━━━━━ Source data

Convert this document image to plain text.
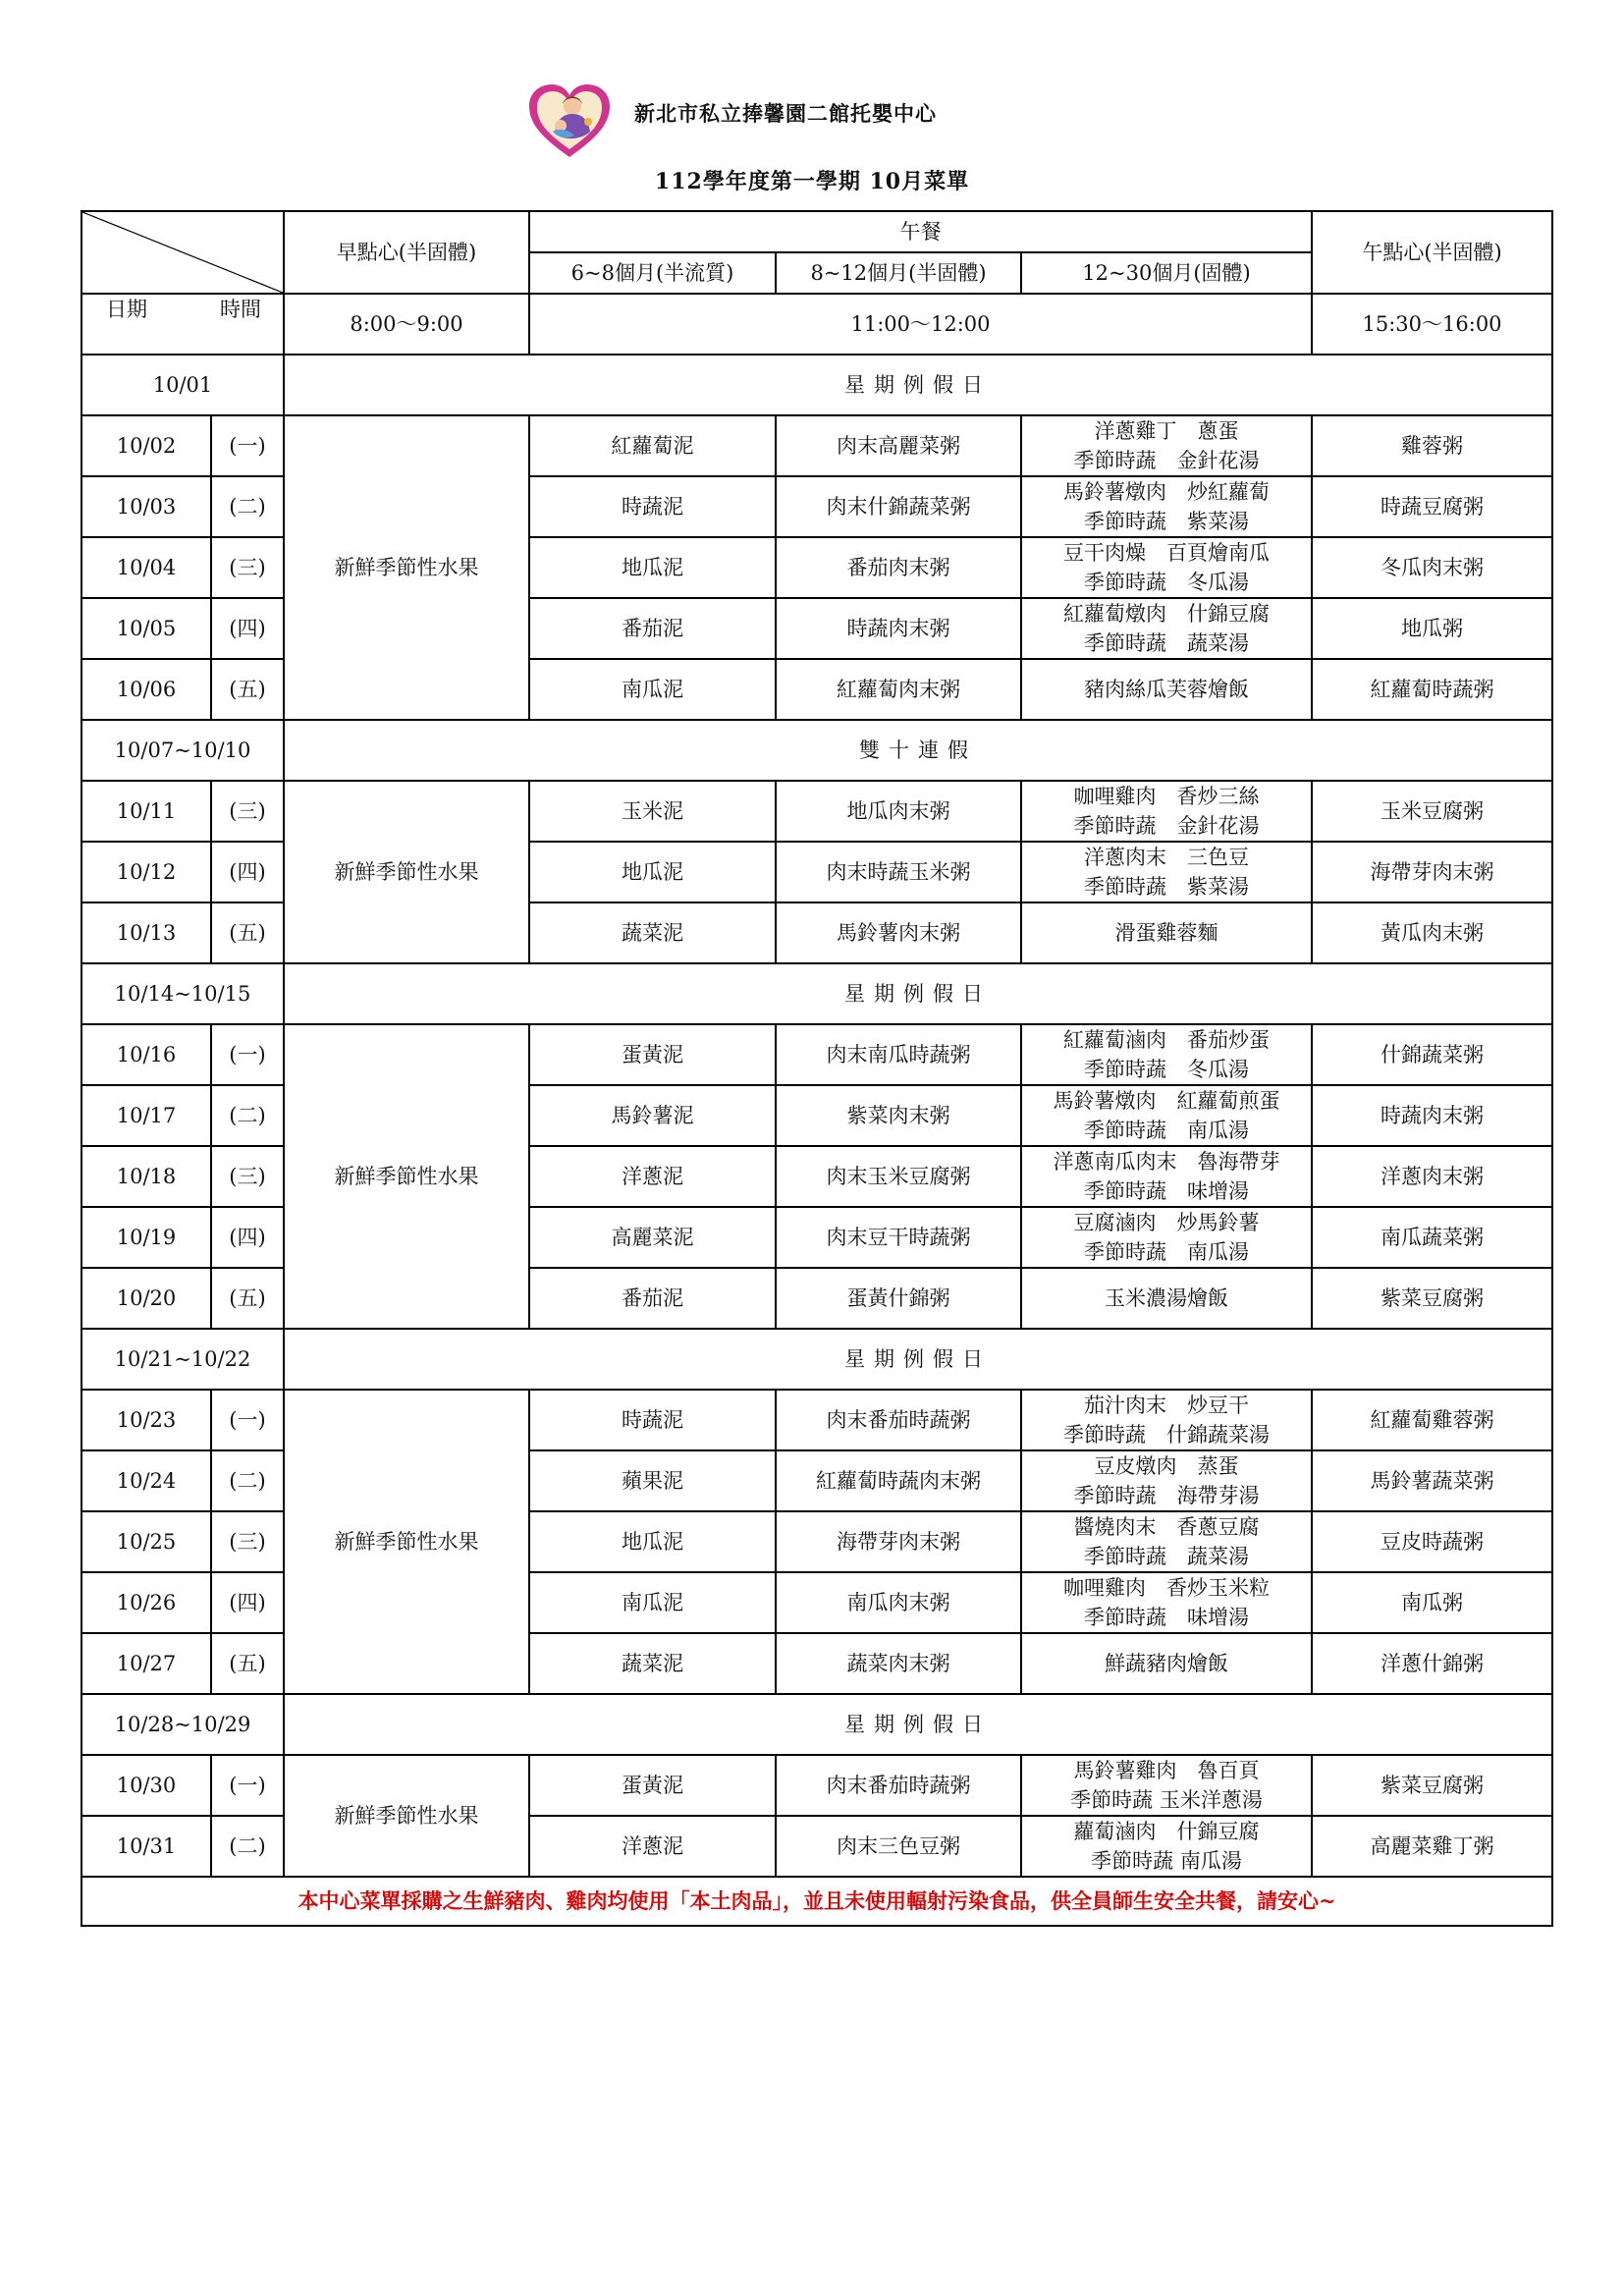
新北市私立捧馨園二館托嬰中心
112學年度第一學期 10月菜單
日期 時間		早點心(半固體)	午餐			午點心(半固體)
			6~8個月(半流質)	8~12個月(半固體)	12~30個月(固體)	
		8:00～9:00	11:00～12:00			15:30～16:00
10/01		星期例假日				
10/02	(一)	新鮮季節性水果	紅蘿蔔泥	肉末高麗菜粥	洋蔥雞丁　蔥蛋
季節時蔬　金針花湯	雞蓉粥
10/03	(二)		時蔬泥	肉末什錦蔬菜粥	馬鈴薯燉肉　炒紅蘿蔔
季節時蔬　紫菜湯	時蔬豆腐粥
10/04	(三)		地瓜泥	番茄肉末粥	豆干肉燥　百頁燴南瓜
季節時蔬　冬瓜湯	冬瓜肉末粥
10/05	(四)		番茄泥	時蔬肉末粥	紅蘿蔔燉肉　什錦豆腐
季節時蔬　蔬菜湯	地瓜粥
10/06	(五)		南瓜泥	紅蘿蔔肉末粥	豬肉絲瓜芙蓉燴飯	紅蘿蔔時蔬粥
10/07~10/10		雙十連假				
10/11	(三)	新鮮季節性水果	玉米泥	地瓜肉末粥	咖哩雞肉　香炒三絲
季節時蔬　金針花湯	玉米豆腐粥
10/12	(四)		地瓜泥	肉末時蔬玉米粥	洋蔥肉末　三色豆
季節時蔬　紫菜湯	海帶芽肉末粥
10/13	(五)		蔬菜泥	馬鈴薯肉末粥	滑蛋雞蓉麵	黃瓜肉末粥
10/14~10/15		星期例假日				
10/16	(一)	新鮮季節性水果	蛋黃泥	肉末南瓜時蔬粥	紅蘿蔔滷肉　番茄炒蛋
季節時蔬　冬瓜湯	什錦蔬菜粥
10/17	(二)		馬鈴薯泥	紫菜肉末粥	馬鈴薯燉肉　紅蘿蔔煎蛋
季節時蔬　南瓜湯	時蔬肉末粥
10/18	(三)		洋蔥泥	肉末玉米豆腐粥	洋蔥南瓜肉末　魯海帶芽
季節時蔬　味增湯	洋蔥肉末粥
10/19	(四)		高麗菜泥	肉末豆干時蔬粥	豆腐滷肉　炒馬鈴薯
季節時蔬　南瓜湯	南瓜蔬菜粥
10/20	(五)		番茄泥	蛋黃什錦粥	玉米濃湯燴飯	紫菜豆腐粥
10/21~10/22		星期例假日				
10/23	(一)	新鮮季節性水果	時蔬泥	肉末番茄時蔬粥	茄汁肉末　炒豆干
季節時蔬　什錦蔬菜湯	紅蘿蔔雞蓉粥
10/24	(二)		蘋果泥	紅蘿蔔時蔬肉末粥	豆皮燉肉　蒸蛋
季節時蔬　海帶芽湯	馬鈴薯蔬菜粥
10/25	(三)		地瓜泥	海帶芽肉末粥	醬燒肉末　香蔥豆腐
季節時蔬　蔬菜湯	豆皮時蔬粥
10/26	(四)		南瓜泥	南瓜肉末粥	咖哩雞肉　香炒玉米粒
季節時蔬　味增湯	南瓜粥
10/27	(五)		蔬菜泥	蔬菜肉末粥	鮮蔬豬肉燴飯	洋蔥什錦粥
10/28~10/29		星期例假日				
10/30	(一)	新鮮季節性水果	蛋黃泥	肉末番茄時蔬粥	馬鈴薯雞肉　魯百頁
季節時蔬 玉米洋蔥湯	紫菜豆腐粥
10/31	(二)		洋蔥泥	肉末三色豆粥	蘿蔔滷肉　什錦豆腐
季節時蔬 南瓜湯	高麗菜雞丁粥
本中心菜單採購之生鮮豬肉、雞肉均使用「本土肉品」，並且未使用輻射污染食品，供全員師生安全共餐，請安心~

━━━━━━━━━━

## Brief
Reproduce every line exactly and omit all pictures.

## Answer to the exercise
Convert this document image to plain text.
新北市私立捧馨園二館托嬰中心
112學年度第一學期 10月菜單
日期 時間		早點心(半固體)	午餐			午點心(半固體)
			6~8個月(半流質)	8~12個月(半固體)	12~30個月(固體)	
		8:00～9:00	11:00～12:00			15:30～16:00
10/01		星期例假日				
10/02	(一)	新鮮季節性水果	紅蘿蔔泥	肉末高麗菜粥	洋蔥雞丁　蔥蛋
季節時蔬　金針花湯	雞蓉粥
10/03	(二)		時蔬泥	肉末什錦蔬菜粥	馬鈴薯燉肉　炒紅蘿蔔
季節時蔬　紫菜湯	時蔬豆腐粥
10/04	(三)		地瓜泥	番茄肉末粥	豆干肉燥　百頁燴南瓜
季節時蔬　冬瓜湯	冬瓜肉末粥
10/05	(四)		番茄泥	時蔬肉末粥	紅蘿蔔燉肉　什錦豆腐
季節時蔬　蔬菜湯	地瓜粥
10/06	(五)		南瓜泥	紅蘿蔔肉末粥	豬肉絲瓜芙蓉燴飯	紅蘿蔔時蔬粥
10/07~10/10		雙十連假				
10/11	(三)	新鮮季節性水果	玉米泥	地瓜肉末粥	咖哩雞肉　香炒三絲
季節時蔬　金針花湯	玉米豆腐粥
10/12	(四)		地瓜泥	肉末時蔬玉米粥	洋蔥肉末　三色豆
季節時蔬　紫菜湯	海帶芽肉末粥
10/13	(五)		蔬菜泥	馬鈴薯肉末粥	滑蛋雞蓉麵	黃瓜肉末粥
10/14~10/15		星期例假日				
10/16	(一)	新鮮季節性水果	蛋黃泥	肉末南瓜時蔬粥	紅蘿蔔滷肉　番茄炒蛋
季節時蔬　冬瓜湯	什錦蔬菜粥
10/17	(二)		馬鈴薯泥	紫菜肉末粥	馬鈴薯燉肉　紅蘿蔔煎蛋
季節時蔬　南瓜湯	時蔬肉末粥
10/18	(三)		洋蔥泥	肉末玉米豆腐粥	洋蔥南瓜肉末　魯海帶芽
季節時蔬　味增湯	洋蔥肉末粥
10/19	(四)		高麗菜泥	肉末豆干時蔬粥	豆腐滷肉　炒馬鈴薯
季節時蔬　南瓜湯	南瓜蔬菜粥
10/20	(五)		番茄泥	蛋黃什錦粥	玉米濃湯燴飯	紫菜豆腐粥
10/21~10/22		星期例假日				
10/23	(一)	新鮮季節性水果	時蔬泥	肉末番茄時蔬粥	茄汁肉末　炒豆干
季節時蔬　什錦蔬菜湯	紅蘿蔔雞蓉粥
10/24	(二)		蘋果泥	紅蘿蔔時蔬肉末粥	豆皮燉肉　蒸蛋
季節時蔬　海帶芽湯	馬鈴薯蔬菜粥
10/25	(三)		地瓜泥	海帶芽肉末粥	醬燒肉末　香蔥豆腐
季節時蔬　蔬菜湯	豆皮時蔬粥
10/26	(四)		南瓜泥	南瓜肉末粥	咖哩雞肉　香炒玉米粒
季節時蔬　味增湯	南瓜粥
10/27	(五)		蔬菜泥	蔬菜肉末粥	鮮蔬豬肉燴飯	洋蔥什錦粥
10/28~10/29		星期例假日				
10/30	(一)	新鮮季節性水果	蛋黃泥	肉末番茄時蔬粥	馬鈴薯雞肉　魯百頁
季節時蔬 玉米洋蔥湯	紫菜豆腐粥
10/31	(二)		洋蔥泥	肉末三色豆粥	蘿蔔滷肉　什錦豆腐
季節時蔬 南瓜湯	高麗菜雞丁粥
本中心菜單採購之生鮮豬肉、雞肉均使用「本土肉品」，並且未使用輻射污染食品，供全員師生安全共餐，請安心~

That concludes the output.